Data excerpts

···

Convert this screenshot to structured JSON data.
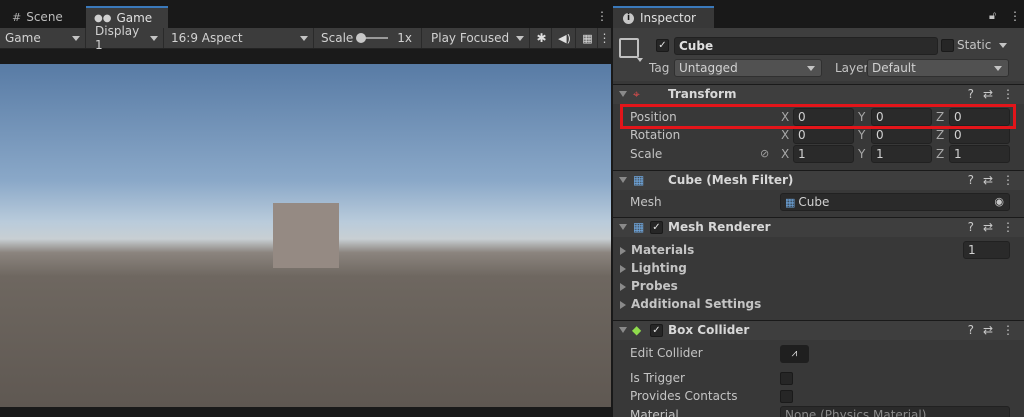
{
  "tabs": {
    "scene": "Scene",
    "game": "Game",
    "inspector": "Inspector"
  },
  "game_toolbar": {
    "mode": "Game",
    "display": "Display 1",
    "aspect": "16:9 Aspect",
    "scale_label": "Scale",
    "scale_value": "1x",
    "play_mode": "Play Focused"
  },
  "object": {
    "name": "Cube",
    "static_label": "Static",
    "tag_label": "Tag",
    "tag_value": "Untagged",
    "layer_label": "Layer",
    "layer_value": "Default"
  },
  "transform": {
    "title": "Transform",
    "position_label": "Position",
    "rotation_label": "Rotation",
    "scale_label": "Scale",
    "axes": [
      "X",
      "Y",
      "Z"
    ],
    "position": [
      "0",
      "0",
      "0"
    ],
    "rotation": [
      "0",
      "0",
      "0"
    ],
    "scale": [
      "1",
      "1",
      "1"
    ]
  },
  "mesh_filter": {
    "title": "Cube (Mesh Filter)",
    "mesh_label": "Mesh",
    "mesh_value": "Cube"
  },
  "mesh_renderer": {
    "title": "Mesh Renderer",
    "materials": "Materials",
    "materials_count": "1",
    "lighting": "Lighting",
    "probes": "Probes",
    "additional": "Additional Settings"
  },
  "box_collider": {
    "title": "Box Collider",
    "edit_collider": "Edit Collider",
    "is_trigger": "Is Trigger",
    "provides_contacts": "Provides Contacts",
    "material": "Material",
    "material_value": "None (Physics Material)"
  },
  "colors": {
    "accent": "#3a79bb",
    "highlight": "#e3151a"
  }
}
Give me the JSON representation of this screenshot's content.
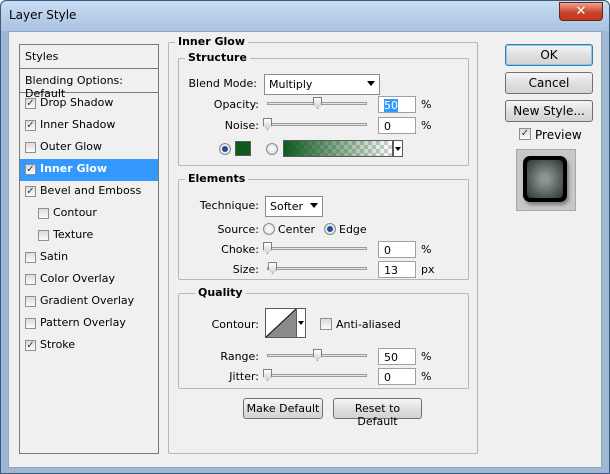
{
  "window": {
    "title": "Layer Style",
    "close_glyph": "✕"
  },
  "styles_panel": {
    "header": "Styles",
    "blending": "Blending Options: Default",
    "items": [
      {
        "label": "Drop Shadow",
        "checked": true,
        "indent": false,
        "selected": false
      },
      {
        "label": "Inner Shadow",
        "checked": true,
        "indent": false,
        "selected": false
      },
      {
        "label": "Outer Glow",
        "checked": false,
        "indent": false,
        "selected": false
      },
      {
        "label": "Inner Glow",
        "checked": true,
        "indent": false,
        "selected": true
      },
      {
        "label": "Bevel and Emboss",
        "checked": true,
        "indent": false,
        "selected": false
      },
      {
        "label": "Contour",
        "checked": false,
        "indent": true,
        "selected": false
      },
      {
        "label": "Texture",
        "checked": false,
        "indent": true,
        "selected": false
      },
      {
        "label": "Satin",
        "checked": false,
        "indent": false,
        "selected": false
      },
      {
        "label": "Color Overlay",
        "checked": false,
        "indent": false,
        "selected": false
      },
      {
        "label": "Gradient Overlay",
        "checked": false,
        "indent": false,
        "selected": false
      },
      {
        "label": "Pattern Overlay",
        "checked": false,
        "indent": false,
        "selected": false
      },
      {
        "label": "Stroke",
        "checked": true,
        "indent": false,
        "selected": false
      }
    ]
  },
  "inner_glow": {
    "title": "Inner Glow",
    "structure": {
      "title": "Structure",
      "blend_mode_label": "Blend Mode:",
      "blend_mode_value": "Multiply",
      "opacity_label": "Opacity:",
      "opacity_value": "50",
      "opacity_unit": "%",
      "opacity_level": 0.5,
      "noise_label": "Noise:",
      "noise_value": "0",
      "noise_unit": "%",
      "noise_level": 0,
      "glow_color": "#0f5a1f"
    },
    "elements": {
      "title": "Elements",
      "technique_label": "Technique:",
      "technique_value": "Softer",
      "source_label": "Source:",
      "source_center": "Center",
      "source_edge": "Edge",
      "choke_label": "Choke:",
      "choke_value": "0",
      "choke_unit": "%",
      "choke_level": 0,
      "size_label": "Size:",
      "size_value": "13",
      "size_unit": "px",
      "size_level": 0.052
    },
    "quality": {
      "title": "Quality",
      "contour_label": "Contour:",
      "anti_aliased_label": "Anti-aliased",
      "range_label": "Range:",
      "range_value": "50",
      "range_unit": "%",
      "range_level": 0.5,
      "jitter_label": "Jitter:",
      "jitter_value": "0",
      "jitter_unit": "%",
      "jitter_level": 0
    },
    "make_default": "Make Default",
    "reset_default": "Reset to Default"
  },
  "actions": {
    "ok": "OK",
    "cancel": "Cancel",
    "new_style": "New Style...",
    "preview_label": "Preview",
    "check_glyph": "✓"
  }
}
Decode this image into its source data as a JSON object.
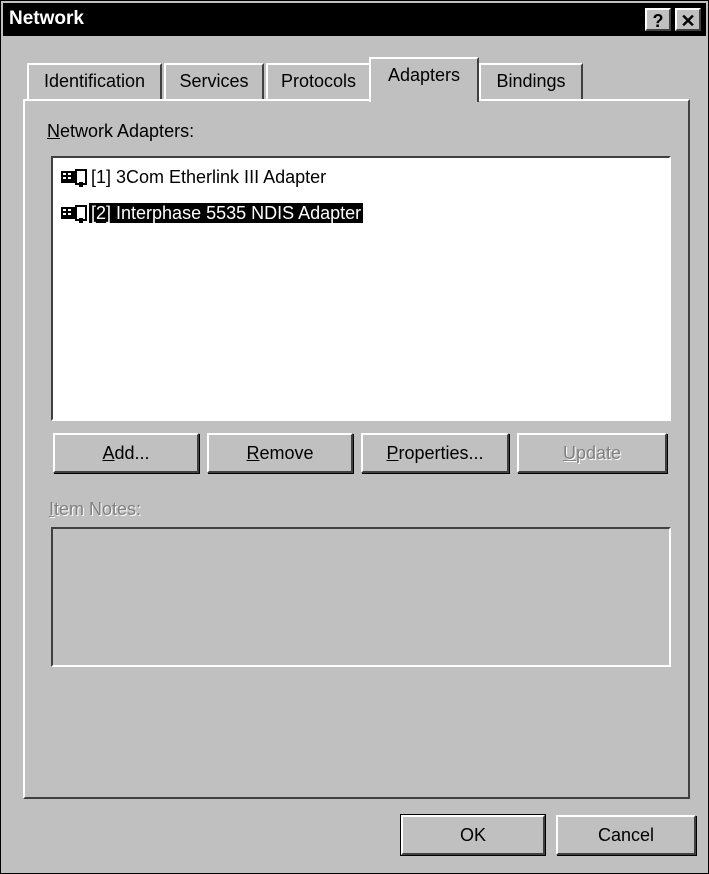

···

## Set problem
Show, from the material above, each line that includes the string "Overlay".

## Solution for this exercise
        "label": "Color Overlay",
        "label": "Gradient Overlay",
        "label": "Pattern Overlay",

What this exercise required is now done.